**RECORDS PROVIDED:**
----------
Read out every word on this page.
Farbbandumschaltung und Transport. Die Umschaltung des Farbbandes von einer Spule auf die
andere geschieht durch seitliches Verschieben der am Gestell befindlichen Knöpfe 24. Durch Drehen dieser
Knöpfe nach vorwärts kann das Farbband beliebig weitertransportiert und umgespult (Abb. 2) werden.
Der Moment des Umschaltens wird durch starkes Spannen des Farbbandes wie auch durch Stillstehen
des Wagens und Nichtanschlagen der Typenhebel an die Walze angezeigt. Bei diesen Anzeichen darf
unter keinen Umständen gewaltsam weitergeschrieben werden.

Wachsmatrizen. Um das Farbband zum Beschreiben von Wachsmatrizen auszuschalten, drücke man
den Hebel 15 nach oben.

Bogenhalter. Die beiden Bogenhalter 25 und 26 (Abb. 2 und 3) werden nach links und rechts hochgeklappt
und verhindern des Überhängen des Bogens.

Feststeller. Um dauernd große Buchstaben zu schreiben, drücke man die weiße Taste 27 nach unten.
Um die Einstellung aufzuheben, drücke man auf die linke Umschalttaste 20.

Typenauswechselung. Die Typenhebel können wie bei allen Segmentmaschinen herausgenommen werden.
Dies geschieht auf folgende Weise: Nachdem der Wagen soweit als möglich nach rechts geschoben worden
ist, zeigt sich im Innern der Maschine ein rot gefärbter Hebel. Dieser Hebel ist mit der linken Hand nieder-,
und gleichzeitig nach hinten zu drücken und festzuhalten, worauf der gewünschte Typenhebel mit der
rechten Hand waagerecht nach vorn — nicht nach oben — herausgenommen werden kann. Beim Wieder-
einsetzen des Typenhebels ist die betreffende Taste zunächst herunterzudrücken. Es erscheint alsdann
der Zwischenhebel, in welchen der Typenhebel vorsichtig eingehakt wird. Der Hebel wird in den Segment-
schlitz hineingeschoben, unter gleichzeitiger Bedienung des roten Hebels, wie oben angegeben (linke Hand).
----------
**WHAT TO WORK ON:**
Repeat the entries. Keep each one exactly as written.

**RESULT BELOW:**
Read out every word on this page.
Farbbandumschaltung und Transport. Die Umschaltung des Farbbandes von einer Spule auf die
andere geschieht durch seitliches Verschieben der am Gestell befindlichen Knöpfe 24. Durch Drehen dieser
Knöpfe nach vorwärts kann das Farbband beliebig weitertransportiert und umgespult (Abb. 2) werden.
Der Moment des Umschaltens wird durch starkes Spannen des Farbbandes wie auch durch Stillstehen
des Wagens und Nichtanschlagen der Typenhebel an die Walze angezeigt. Bei diesen Anzeichen darf
unter keinen Umständen gewaltsam weitergeschrieben werden.

Wachsmatrizen. Um das Farbband zum Beschreiben von Wachsmatrizen auszuschalten, drücke man
den Hebel 15 nach oben.

Bogenhalter. Die beiden Bogenhalter 25 und 26 (Abb. 2 und 3) werden nach links und rechts hochgeklappt
und verhindern des Überhängen des Bogens.

Feststeller. Um dauernd große Buchstaben zu schreiben, drücke man die weiße Taste 27 nach unten.
Um die Einstellung aufzuheben, drücke man auf die linke Umschalttaste 20.

Typenauswechselung. Die Typenhebel können wie bei allen Segmentmaschinen herausgenommen werden.
Dies geschieht auf folgende Weise: Nachdem der Wagen soweit als möglich nach rechts geschoben worden
ist, zeigt sich im Innern der Maschine ein rot gefärbter Hebel. Dieser Hebel ist mit der linken Hand nieder-,
und gleichzeitig nach hinten zu drücken und festzuhalten, worauf der gewünschte Typenhebel mit der
rechten Hand waagerecht nach vorn — nicht nach oben — herausgenommen werden kann. Beim Wieder-
einsetzen des Typenhebels ist die betreffende Taste zunächst herunterzudrücken. Es erscheint alsdann
der Zwischenhebel, in welchen der Typenhebel vorsichtig eingehakt wird. Der Hebel wird in den Segment-
schlitz hineingeschoben, unter gleichzeitiger Bedienung des roten Hebels, wie oben angegeben (linke Hand).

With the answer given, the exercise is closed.